— Start of Entries provided —
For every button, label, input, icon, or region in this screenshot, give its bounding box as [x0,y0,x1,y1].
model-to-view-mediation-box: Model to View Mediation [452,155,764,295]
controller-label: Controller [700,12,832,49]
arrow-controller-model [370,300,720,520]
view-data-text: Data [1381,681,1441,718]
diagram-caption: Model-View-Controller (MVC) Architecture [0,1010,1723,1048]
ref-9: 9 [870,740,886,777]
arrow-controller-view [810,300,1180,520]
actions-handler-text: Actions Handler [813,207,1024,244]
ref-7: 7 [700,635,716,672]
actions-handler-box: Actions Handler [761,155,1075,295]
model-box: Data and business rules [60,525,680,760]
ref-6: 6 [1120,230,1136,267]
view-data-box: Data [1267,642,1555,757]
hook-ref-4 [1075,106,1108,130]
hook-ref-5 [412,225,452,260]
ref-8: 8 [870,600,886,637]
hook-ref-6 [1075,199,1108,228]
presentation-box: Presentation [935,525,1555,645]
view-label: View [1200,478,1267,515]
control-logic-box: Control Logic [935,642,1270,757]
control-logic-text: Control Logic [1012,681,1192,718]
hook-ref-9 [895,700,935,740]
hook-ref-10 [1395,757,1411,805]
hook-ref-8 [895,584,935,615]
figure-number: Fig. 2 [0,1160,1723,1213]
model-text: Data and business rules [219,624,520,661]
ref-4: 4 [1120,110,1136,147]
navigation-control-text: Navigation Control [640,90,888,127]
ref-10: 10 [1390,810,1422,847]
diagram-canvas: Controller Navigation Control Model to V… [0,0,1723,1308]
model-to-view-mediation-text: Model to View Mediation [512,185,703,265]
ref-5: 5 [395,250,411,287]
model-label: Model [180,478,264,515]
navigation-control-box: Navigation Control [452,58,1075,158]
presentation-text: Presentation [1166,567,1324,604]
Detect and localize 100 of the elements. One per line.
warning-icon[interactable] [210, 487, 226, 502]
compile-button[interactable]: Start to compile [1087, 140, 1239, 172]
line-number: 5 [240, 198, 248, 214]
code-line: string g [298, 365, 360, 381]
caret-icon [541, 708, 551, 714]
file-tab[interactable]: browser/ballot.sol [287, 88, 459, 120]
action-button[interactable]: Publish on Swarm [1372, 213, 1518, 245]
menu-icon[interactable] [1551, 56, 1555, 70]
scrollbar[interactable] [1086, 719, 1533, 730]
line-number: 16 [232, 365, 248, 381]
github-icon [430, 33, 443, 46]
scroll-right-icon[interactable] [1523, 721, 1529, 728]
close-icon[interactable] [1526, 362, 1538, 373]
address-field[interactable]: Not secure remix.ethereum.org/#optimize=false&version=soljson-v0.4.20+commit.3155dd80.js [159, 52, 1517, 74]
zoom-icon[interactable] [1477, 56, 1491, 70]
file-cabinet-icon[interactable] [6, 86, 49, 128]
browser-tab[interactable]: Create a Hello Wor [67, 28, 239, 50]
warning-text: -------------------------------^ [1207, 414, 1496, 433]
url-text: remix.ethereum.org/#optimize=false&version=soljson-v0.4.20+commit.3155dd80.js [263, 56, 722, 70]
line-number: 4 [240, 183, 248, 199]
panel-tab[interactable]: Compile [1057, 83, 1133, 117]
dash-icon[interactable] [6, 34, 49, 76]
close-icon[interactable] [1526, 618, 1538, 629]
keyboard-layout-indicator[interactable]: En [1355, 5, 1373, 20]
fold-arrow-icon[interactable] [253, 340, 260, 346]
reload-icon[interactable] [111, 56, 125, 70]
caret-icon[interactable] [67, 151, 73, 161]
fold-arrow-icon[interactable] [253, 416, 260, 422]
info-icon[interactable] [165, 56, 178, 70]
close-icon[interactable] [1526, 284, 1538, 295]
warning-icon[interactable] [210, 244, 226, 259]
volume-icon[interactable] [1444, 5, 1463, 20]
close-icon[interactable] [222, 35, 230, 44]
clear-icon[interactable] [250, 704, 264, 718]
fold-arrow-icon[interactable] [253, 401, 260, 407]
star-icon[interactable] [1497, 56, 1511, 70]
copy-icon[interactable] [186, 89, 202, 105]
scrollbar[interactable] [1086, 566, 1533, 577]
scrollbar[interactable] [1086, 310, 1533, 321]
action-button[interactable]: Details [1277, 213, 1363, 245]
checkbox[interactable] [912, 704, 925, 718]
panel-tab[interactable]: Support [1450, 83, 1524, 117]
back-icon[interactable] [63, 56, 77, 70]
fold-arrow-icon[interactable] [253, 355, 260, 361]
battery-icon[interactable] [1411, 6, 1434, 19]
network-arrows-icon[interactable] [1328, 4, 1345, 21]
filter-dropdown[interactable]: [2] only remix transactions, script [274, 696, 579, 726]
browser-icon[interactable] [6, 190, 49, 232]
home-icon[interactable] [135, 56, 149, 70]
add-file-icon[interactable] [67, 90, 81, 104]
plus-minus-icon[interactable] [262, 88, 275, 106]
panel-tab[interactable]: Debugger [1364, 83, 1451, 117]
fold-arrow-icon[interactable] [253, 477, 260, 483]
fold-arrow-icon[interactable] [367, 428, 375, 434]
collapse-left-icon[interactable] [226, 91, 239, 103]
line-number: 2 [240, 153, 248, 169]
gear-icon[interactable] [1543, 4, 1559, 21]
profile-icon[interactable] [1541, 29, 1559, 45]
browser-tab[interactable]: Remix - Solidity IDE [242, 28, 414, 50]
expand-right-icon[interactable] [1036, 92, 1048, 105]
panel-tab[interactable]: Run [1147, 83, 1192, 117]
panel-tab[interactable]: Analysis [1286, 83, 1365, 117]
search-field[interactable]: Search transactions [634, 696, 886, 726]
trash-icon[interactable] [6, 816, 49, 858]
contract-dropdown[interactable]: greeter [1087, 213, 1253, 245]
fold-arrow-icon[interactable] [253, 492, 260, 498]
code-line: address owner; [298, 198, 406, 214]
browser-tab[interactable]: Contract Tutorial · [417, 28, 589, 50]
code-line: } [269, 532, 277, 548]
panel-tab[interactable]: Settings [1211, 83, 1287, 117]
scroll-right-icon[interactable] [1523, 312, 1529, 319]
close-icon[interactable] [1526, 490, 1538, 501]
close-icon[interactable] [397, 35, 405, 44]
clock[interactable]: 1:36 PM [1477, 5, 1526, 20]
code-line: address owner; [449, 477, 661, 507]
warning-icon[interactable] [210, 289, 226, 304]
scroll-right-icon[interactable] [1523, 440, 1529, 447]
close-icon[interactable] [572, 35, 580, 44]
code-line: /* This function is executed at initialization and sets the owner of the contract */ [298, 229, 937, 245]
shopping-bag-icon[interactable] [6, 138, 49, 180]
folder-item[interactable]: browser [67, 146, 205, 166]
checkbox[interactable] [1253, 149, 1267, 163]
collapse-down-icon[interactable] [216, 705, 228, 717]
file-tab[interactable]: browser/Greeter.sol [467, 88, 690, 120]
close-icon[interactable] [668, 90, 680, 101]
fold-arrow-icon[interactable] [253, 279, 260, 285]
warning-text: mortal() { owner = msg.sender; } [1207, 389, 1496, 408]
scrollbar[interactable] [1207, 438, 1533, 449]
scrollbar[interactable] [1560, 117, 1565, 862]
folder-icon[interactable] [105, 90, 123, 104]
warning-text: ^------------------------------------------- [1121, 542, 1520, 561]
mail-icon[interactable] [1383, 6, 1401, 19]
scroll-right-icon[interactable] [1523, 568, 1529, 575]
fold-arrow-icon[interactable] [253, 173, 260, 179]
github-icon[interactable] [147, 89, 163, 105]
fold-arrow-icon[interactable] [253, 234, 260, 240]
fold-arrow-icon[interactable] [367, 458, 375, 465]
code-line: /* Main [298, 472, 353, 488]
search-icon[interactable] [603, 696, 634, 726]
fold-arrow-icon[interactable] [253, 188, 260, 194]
— End of Entries provided —
• Direction
Report every line in the rows above that contains the string "caret", treating uppercase and lowercase as different.

• Complete answer
caret-icon [541, 708, 551, 714]
caret-icon[interactable] [67, 151, 73, 161]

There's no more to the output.